--- Start Data supplied ---
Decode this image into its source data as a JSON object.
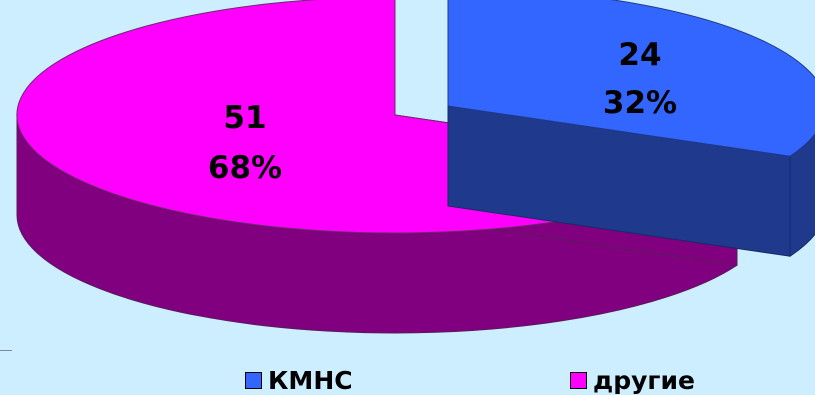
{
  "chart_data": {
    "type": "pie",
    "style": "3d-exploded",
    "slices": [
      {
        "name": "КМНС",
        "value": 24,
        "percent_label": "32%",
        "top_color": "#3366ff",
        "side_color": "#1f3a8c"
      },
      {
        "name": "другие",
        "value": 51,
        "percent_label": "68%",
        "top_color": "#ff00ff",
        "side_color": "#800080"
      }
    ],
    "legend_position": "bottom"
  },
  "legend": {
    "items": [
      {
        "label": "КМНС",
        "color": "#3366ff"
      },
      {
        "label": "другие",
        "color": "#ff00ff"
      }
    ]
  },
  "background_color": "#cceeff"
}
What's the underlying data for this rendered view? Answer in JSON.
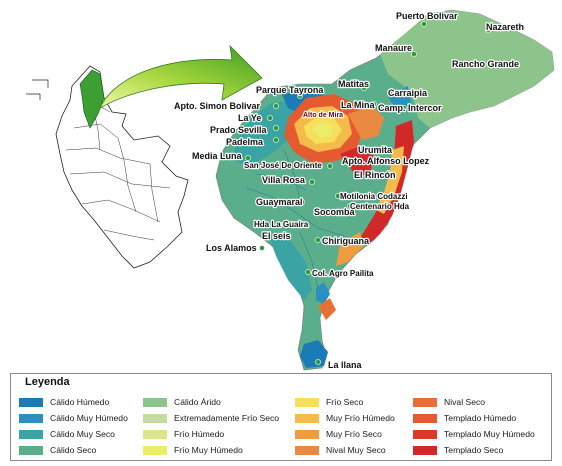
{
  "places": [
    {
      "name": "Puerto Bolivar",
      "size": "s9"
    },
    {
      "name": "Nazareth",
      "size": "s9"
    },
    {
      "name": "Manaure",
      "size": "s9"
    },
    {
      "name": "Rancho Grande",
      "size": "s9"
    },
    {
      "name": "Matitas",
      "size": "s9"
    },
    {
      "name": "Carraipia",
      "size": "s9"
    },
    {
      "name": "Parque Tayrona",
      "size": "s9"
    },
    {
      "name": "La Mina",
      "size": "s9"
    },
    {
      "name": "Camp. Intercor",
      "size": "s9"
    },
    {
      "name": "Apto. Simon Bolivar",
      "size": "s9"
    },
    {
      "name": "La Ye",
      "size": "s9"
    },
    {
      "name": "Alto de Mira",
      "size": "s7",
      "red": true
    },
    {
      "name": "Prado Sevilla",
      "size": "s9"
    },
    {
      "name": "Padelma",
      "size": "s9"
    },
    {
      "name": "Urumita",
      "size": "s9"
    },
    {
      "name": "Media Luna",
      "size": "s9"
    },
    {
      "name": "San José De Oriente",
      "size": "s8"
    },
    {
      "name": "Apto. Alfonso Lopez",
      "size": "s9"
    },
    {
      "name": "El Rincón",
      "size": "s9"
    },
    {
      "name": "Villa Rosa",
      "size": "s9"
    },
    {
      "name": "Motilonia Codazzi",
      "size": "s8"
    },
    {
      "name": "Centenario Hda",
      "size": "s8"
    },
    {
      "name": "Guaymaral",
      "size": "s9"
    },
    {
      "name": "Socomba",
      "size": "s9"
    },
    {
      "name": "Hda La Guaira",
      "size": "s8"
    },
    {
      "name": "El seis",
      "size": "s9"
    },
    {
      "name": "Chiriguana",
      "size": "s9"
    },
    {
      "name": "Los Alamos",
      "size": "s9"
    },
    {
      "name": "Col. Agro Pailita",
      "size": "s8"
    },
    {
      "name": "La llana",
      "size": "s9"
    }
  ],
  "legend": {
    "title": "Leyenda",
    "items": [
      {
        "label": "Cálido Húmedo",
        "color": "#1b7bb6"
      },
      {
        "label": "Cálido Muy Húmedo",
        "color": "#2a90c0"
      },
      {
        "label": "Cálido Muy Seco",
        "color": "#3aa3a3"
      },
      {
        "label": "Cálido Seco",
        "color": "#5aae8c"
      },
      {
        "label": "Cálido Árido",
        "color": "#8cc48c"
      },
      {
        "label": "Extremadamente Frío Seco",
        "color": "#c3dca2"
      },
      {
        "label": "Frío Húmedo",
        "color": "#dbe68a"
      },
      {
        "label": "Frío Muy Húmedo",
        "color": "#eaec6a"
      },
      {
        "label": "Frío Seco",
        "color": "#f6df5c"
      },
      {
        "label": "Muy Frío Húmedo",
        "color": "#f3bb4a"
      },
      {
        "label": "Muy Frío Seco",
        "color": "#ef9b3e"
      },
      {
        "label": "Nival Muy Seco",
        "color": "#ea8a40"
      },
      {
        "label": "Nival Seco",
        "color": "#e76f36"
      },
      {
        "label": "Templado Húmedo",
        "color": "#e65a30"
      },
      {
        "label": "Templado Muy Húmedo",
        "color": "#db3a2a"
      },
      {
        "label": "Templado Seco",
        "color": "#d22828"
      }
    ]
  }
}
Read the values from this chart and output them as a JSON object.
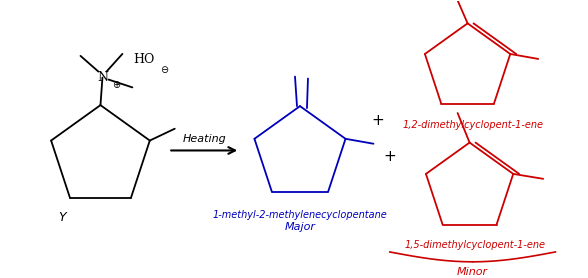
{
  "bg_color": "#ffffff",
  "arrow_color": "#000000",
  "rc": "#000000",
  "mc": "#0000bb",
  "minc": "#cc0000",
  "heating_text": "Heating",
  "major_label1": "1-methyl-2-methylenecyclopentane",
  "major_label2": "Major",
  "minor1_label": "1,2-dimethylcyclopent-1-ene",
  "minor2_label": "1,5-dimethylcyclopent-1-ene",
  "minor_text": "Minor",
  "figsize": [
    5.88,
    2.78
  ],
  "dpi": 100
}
--- End Data supplied ---
# Request:
Collect the lines of the records that include the string "Templado".

# Problem solution:
        "label": "Templado Húmedo",
        "label": "Templado Muy Húmedo",
        "label": "Templado Seco",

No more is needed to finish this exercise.